#### [GIVEN REQUEST 1]
In the passage on alternative data and Fitbit, what share price had Fitbit's stock fallen to by July 2017?
#### [GIVEN REQUEST 2]
List every major company that the passage on alternative data and Fitbit names as a competitor of Fitbit.

#### [EXCERPTED PASSAGE]
═══

Throughout the history of the financial markets information has been power. The trader with access to the most accurate information can quickly gain an edge over the market.
Two hundred years ago, in the age before telegrams and news services, knowing the results of battles, elections and campaigns before anybody else was a huge advantage.
Fifty years ago, before Reuters began digitizing company statements, access to company financials gave fundamentals-based investors like Benjamin Graham and Warren Buffett an edge over other investors.
Five years ago, before the creation of dedicated social sentiment data providers, only the largest financial institutions could get access to the sentiments of the crowd.
Today, however, all these data types have become commonplace, easily available and edgeless. Eroding their ability to generate alpha.
To get an informational edge today, hedge funds and other financial institutions are increasingly turning to data providers who can give them alternative sources of data that have yet to be commoditized.
Data providers like Eagle Alpha, who are providing financial institutions with a broad range of alternative datasets, from satellite to consumer transaction data, that can be leveraged to gain an informational edge over the market.
To test the power of alternative data, Eagle Alpha made a bold prediction on July 4th, 2017.
From their analysis of the available traditional datasets combined with pricing data obtained from scraping product data from e-commerce websites, Eagle Alpha predicted that Fitbit was going to exceed the consensus view of their 2017 Q3 revenue. Creating a sizeable opportunity for astute traders to generate alpha from the inherent inefficiency in Fitbit’s stock price.
Not only did Eagle Alpha’s prediction become reality, their reason for why Fitbit would report higher than expected revenue matched exactly what Fitbit CEO James Park cited as the cause for their unexpected good results.
This is the story of how they did it and how you can do it too…
In early 2017 Fitbit wasn’t doing so well.
When it went public, Fitbit was the poster boy of the wearables craze sweeping the world. On IPO day (June 17, 2015), Fitbit’s stock price jumped nearly 50% from its public offering price of $20 per share.
Over the next couple of weeks, Fitbit’s stock price continued to rise, riding on the wave of enthusiasm for the booming fitness wearable market.
However, after reaching a peak of $51 per share in August 2015 things have never been the same.
Fitbit’s meteoric success spawned a new breed of competitors all looking to get a slice of this booming business. Leading to fierce competition from fellow startups and major players like Apple, Samsung, and Xiaomi.
All in all, by mid-2017 Fitbit’s stock price had fallen from its highs of $51 per share in August 2015 to $5 per share in July 2017.
At this time investors weren’t expecting much from Fitbit. When major players like Apple entered the market, Fitbit tried to position itself as more than just a fitness tracker, but as a smartwatch as well. Fitbit released competitive products, but Wall Street wasn’t convinced that they were good enough.
In July 2017, investors expected Fitbit to lose 15 cents per share in Q2 based on the general consensus that Fitbit’s revenue would decline 42%, similar to the 41% decline reported in Q1.
But unbeknownst to many of these investors, Fitbit’s underlying fundamentals were changing. The problem was traditional data sources weren’t able to pick it up, creating an opportunity to generate alpha over the market.

═══

#### [SOURCE DATA]
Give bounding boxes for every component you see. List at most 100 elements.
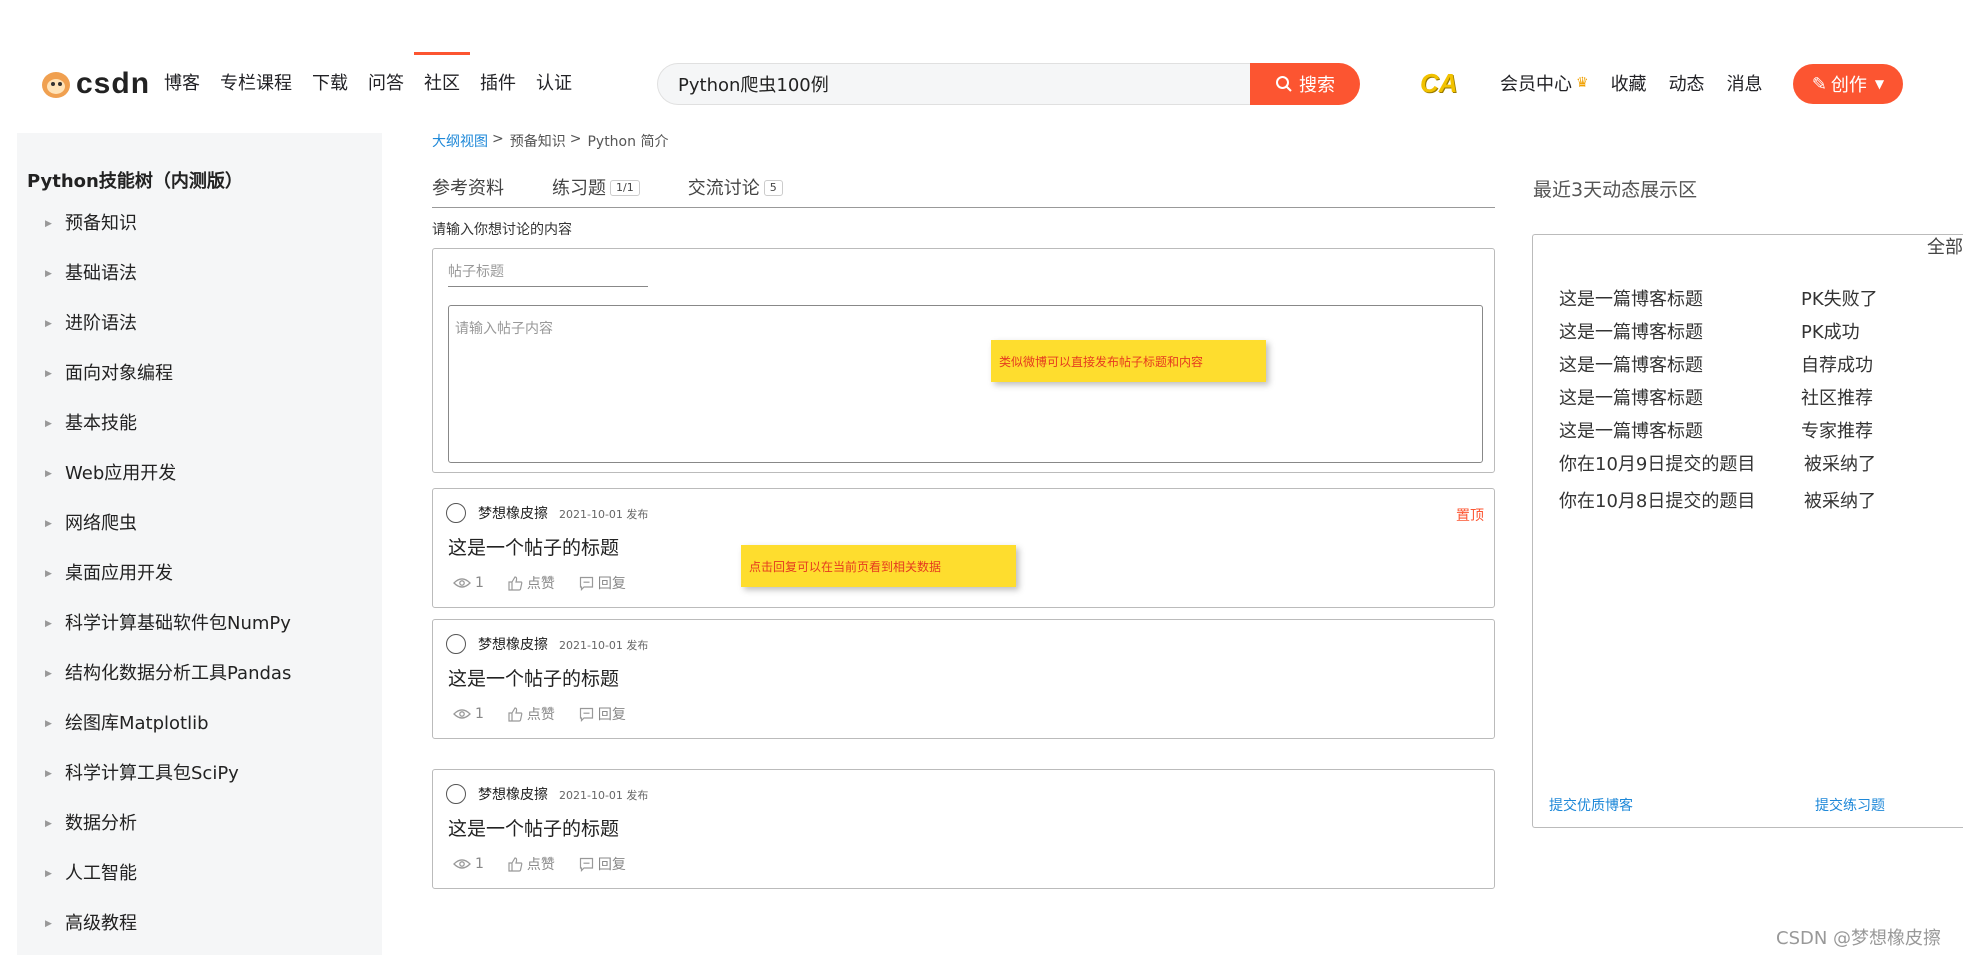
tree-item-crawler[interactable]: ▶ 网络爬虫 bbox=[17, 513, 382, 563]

═══

#### [EXERCISE ANSWER 1]
$5 per share

#### [EXERCISE ANSWER 2]
Apple, Samsung, Xiaomi